Stored entries
════════════════════

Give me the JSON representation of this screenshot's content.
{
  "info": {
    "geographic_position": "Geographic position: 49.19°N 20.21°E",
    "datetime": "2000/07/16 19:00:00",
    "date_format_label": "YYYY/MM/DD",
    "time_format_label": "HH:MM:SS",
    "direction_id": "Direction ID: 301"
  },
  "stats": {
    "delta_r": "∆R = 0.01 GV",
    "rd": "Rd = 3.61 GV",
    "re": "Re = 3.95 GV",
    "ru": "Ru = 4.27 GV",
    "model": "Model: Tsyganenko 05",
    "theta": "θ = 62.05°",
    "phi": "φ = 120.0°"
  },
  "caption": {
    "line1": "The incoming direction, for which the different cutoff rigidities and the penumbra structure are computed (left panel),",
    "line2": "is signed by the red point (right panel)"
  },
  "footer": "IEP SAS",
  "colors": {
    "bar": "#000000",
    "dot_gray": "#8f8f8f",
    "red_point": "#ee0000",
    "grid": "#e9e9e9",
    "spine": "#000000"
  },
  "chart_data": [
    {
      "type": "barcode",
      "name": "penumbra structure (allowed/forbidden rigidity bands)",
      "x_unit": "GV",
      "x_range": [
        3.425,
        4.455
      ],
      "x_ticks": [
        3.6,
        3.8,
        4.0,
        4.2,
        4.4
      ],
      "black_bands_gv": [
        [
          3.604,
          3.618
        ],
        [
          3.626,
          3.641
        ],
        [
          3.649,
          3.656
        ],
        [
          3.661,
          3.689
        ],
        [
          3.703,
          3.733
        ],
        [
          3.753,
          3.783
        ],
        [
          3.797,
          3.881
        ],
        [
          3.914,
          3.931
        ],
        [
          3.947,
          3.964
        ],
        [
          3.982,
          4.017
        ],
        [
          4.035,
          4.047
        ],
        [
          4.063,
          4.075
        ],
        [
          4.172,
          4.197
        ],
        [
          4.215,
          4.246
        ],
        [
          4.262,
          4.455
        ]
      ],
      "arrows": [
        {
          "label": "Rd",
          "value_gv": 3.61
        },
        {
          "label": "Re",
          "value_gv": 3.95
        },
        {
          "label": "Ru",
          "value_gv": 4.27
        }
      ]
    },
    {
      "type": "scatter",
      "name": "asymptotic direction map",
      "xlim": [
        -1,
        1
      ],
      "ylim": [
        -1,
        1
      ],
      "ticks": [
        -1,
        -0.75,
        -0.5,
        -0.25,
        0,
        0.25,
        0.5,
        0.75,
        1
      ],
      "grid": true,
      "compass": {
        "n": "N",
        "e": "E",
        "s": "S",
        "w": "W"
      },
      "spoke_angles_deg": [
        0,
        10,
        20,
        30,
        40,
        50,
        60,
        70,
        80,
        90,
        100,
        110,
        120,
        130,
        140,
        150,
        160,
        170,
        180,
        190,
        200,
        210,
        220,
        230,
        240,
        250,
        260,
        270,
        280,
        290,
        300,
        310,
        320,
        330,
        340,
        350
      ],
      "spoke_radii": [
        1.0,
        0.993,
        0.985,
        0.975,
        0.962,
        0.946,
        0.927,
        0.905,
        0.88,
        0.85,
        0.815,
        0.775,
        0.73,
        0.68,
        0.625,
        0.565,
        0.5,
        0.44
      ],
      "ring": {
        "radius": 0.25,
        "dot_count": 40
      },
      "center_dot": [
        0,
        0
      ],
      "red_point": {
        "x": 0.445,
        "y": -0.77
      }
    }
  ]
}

════════════════════

Copy down every line of the material above that includes the string "name".

      "name": "penumbra structure (allowed/forbidden rigidity bands)",
      "name": "asymptotic direction map",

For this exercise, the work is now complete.